### Text under study
>>>>>

Feasibility and Safety of Single-Port Video-Assisted Thoracic Surgery for Primary Lung Cancer

Woon Heo 1, Do Kyun Kang 1,, Ho-ki Min 1, Hee Jae Jun 1, Youn-Ho Hwang 1
PMCID: PMC5460966  PMID: 28593155

Abstract

Background

The feasibility of single-port video-assisted thoracic surgery (SPVATS) for primary lung cancer is not well understood. In this study, we compared SP and multi-port (MP) VATS for the surgical treatment of patients with primary lung cancer.

Methods

Surgical treatment was performed in 181 patients with primary lung cancer at Inje University Haeundae Paik Hospital between June 2012 and December 2015. A propensity-matched analysis was used to compare the postoperative outcomes and to evaluate the comparative feasibility and safety of SPVATS and MPVATS.

Results

There were 37 patients in the SPVATS group and 67 patients in the MPVATS group. Propensity matching produced 32 pairs. The operation time (210 minutes versus 200 minutes, p=0.11), volume of the estimated blood loss (170 mL versus 160 mL, p=0.19), duration of chest tube drainage (5 days versus 6 days, p=0.66), and length of hospital stay (9 days versus 10 days, p=0.89) were similar between the 2 groups.

Conclusion

In our study, SPVATS for primary lung cancer was safe and feasible in well selected patients. A prospective, randomized study with a large group and long-term follow-up is necessary to evaluate the clinical feasibility and the advantages of SPVATS for primary lung cancer.

Keywords: Video-assisted thoracic surgery, Lung neoplasms, Lobectomy

Introduction

Recently, video-assisted thoracic surgery (VATS) has been accepted as a feasible, safe, and effective approach for the treatment of primary lung cancer [1,2]. Most surgeons perform VATS for primary lung cancer with 3 or more incisions. With the evolution of the VATS technique, single-port (SP) VATS for primary lung cancer has been performed, and it has been reported to have advantages including less postoperative pain, less paresthesia, and favorable cosmetic results because only 1 intercostal space is involved [36]. However, other surgeons have expressed some concerns about the safety and feasibility of SPVATS because of its technical difficulties.

We have performed SPVATS and multi-port (MP) VATS for primary lung cancer. The objective of this study was to compare the safety and feasibility of SPVATS and MPVATS for primary lung cancer using a propensity-matched analysis.

<<<<<

### Given entries
>>>>>

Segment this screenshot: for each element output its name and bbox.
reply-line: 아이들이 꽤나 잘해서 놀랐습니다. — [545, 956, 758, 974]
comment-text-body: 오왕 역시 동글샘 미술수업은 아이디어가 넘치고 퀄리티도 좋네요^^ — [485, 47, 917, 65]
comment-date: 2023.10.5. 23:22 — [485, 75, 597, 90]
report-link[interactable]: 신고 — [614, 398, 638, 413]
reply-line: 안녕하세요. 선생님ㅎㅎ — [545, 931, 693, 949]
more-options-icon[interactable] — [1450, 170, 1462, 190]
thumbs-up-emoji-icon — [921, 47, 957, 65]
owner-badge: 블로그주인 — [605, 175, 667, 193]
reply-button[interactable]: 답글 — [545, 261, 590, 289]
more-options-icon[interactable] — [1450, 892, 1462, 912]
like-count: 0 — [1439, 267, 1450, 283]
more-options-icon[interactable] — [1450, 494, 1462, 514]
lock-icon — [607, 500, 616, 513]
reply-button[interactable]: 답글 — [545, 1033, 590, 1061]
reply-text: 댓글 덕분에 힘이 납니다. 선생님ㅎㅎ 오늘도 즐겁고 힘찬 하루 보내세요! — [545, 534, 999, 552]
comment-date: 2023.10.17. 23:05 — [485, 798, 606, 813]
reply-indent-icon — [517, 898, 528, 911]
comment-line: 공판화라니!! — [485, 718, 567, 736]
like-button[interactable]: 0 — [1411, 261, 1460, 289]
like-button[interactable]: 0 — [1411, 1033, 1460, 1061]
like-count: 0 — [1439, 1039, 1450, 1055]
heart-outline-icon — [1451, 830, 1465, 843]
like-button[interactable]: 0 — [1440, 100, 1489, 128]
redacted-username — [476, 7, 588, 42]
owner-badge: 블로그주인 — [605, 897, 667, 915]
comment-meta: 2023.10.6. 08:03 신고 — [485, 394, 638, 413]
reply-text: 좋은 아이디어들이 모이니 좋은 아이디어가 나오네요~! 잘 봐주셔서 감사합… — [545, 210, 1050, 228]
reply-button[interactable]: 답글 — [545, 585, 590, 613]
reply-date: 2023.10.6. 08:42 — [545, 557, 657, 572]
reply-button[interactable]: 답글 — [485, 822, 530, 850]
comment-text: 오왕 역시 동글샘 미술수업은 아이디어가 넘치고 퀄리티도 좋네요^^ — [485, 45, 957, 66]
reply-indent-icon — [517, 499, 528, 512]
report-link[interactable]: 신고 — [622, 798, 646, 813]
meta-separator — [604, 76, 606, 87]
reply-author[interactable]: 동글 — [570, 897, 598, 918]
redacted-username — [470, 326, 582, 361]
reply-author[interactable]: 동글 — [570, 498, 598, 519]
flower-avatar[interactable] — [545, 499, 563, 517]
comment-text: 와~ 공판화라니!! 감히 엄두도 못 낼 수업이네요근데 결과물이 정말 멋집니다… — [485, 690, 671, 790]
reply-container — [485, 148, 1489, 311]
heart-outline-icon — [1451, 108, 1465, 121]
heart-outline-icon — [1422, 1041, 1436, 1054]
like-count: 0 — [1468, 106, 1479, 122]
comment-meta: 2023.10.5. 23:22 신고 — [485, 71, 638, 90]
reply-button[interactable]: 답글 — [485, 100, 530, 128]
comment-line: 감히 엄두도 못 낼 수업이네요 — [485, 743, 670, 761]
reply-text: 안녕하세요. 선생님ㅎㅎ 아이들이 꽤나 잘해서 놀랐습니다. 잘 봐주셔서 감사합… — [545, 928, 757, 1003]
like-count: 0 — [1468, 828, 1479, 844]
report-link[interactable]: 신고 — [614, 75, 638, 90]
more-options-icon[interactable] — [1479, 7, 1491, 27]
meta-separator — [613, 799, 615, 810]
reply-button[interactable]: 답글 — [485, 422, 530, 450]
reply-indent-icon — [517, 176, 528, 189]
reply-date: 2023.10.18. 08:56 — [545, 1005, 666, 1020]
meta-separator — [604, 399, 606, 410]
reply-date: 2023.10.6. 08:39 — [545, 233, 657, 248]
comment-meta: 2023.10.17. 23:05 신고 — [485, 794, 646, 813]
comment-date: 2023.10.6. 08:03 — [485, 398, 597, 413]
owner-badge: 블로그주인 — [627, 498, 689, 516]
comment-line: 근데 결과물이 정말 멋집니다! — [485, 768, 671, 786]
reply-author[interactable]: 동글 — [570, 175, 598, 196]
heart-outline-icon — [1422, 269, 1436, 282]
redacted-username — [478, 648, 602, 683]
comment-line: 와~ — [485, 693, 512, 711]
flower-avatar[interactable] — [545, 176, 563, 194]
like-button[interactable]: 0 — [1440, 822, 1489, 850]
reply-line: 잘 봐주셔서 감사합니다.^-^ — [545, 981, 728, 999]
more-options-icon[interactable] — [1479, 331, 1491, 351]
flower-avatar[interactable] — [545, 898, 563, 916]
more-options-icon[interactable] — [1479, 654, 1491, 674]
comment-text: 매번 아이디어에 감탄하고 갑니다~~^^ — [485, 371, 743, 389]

<<<<<

### Work order A
According to the lung cancer surgery text, why has single-port VATS been reported to cause less postoperative pain and paresthesia and give better cosmetic results?
### Work order B
Print the portion of the lung cancer surgery text that opens with the words containing "Feasibility and Safety of Single-Port" and closes with "with primary lung cancer.".
Work from the lung cancer surgery text alone.

### Exercise result A
Single-port VATS has been reported to have these advantages because only one intercostal space is involved in the procedure.

### Exercise result B
Feasibility and Safety of Single-Port Video-Assisted Thoracic Surgery for Primary Lung Cancer

Woon Heo 1, Do Kyun Kang 1,, Ho-ki Min 1, Hee Jae Jun 1, Youn-Ho Hwang 1
PMCID: PMC5460966  PMID: 28593155

Abstract

Background

The feasibility of single-port video-assisted thoracic surgery (SPVATS) for primary lung cancer is not well understood. In this study, we compared SP and multi-port (MP) VATS for the surgical treatment of patients with primary lung cancer.